_Given task_.
From the line containing "Output the text content of this document." through the last line of the data, return those lines exactly as written and nothing more.

##### Data for this exercise #####

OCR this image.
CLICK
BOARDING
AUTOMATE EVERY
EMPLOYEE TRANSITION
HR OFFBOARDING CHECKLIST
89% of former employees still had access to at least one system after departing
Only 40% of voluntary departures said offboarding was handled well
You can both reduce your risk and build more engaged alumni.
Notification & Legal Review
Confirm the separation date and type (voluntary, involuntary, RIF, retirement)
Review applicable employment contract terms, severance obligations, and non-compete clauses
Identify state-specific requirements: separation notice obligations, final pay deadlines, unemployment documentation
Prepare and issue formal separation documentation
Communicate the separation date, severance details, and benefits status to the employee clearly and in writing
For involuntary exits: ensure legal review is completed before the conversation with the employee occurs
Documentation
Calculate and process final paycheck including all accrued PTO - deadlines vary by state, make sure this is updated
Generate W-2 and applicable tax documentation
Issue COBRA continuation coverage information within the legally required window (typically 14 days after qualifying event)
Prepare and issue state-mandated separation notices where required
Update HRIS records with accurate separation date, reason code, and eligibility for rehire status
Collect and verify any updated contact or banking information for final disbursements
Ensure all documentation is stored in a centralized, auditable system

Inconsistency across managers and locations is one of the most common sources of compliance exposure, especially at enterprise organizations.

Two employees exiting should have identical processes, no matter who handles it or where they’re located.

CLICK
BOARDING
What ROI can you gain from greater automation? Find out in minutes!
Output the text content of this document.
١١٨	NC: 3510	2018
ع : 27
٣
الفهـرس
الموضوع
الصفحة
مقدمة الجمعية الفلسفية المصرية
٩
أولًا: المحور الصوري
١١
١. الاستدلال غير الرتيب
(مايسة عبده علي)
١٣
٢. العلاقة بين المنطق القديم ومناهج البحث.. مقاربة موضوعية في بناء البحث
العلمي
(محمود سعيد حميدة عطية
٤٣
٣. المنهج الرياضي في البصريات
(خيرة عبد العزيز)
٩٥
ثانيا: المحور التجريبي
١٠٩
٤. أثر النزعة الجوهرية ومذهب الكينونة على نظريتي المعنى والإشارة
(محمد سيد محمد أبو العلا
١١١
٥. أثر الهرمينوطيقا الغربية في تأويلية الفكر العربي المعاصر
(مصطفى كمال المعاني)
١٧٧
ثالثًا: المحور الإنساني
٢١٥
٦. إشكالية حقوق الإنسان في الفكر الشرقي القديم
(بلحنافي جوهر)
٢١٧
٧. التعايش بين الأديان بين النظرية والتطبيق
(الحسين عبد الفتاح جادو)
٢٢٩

#####

_Correct result_.
Output the text content of this document.
١١٨	NC: 3510	2018
ع : 27
٣
الفهـرس
الموضوع
الصفحة
مقدمة الجمعية الفلسفية المصرية
٩
أولًا: المحور الصوري
١١
١. الاستدلال غير الرتيب
(مايسة عبده علي)
١٣
٢. العلاقة بين المنطق القديم ومناهج البحث.. مقاربة موضوعية في بناء البحث
العلمي
(محمود سعيد حميدة عطية
٤٣
٣. المنهج الرياضي في البصريات
(خيرة عبد العزيز)
٩٥
ثانيا: المحور التجريبي
١٠٩
٤. أثر النزعة الجوهرية ومذهب الكينونة على نظريتي المعنى والإشارة
(محمد سيد محمد أبو العلا
١١١
٥. أثر الهرمينوطيقا الغربية في تأويلية الفكر العربي المعاصر
(مصطفى كمال المعاني)
١٧٧
ثالثًا: المحور الإنساني
٢١٥
٦. إشكالية حقوق الإنسان في الفكر الشرقي القديم
(بلحنافي جوهر)
٢١٧
٧. التعايش بين الأديان بين النظرية والتطبيق
(الحسين عبد الفتاح جادو)
٢٢٩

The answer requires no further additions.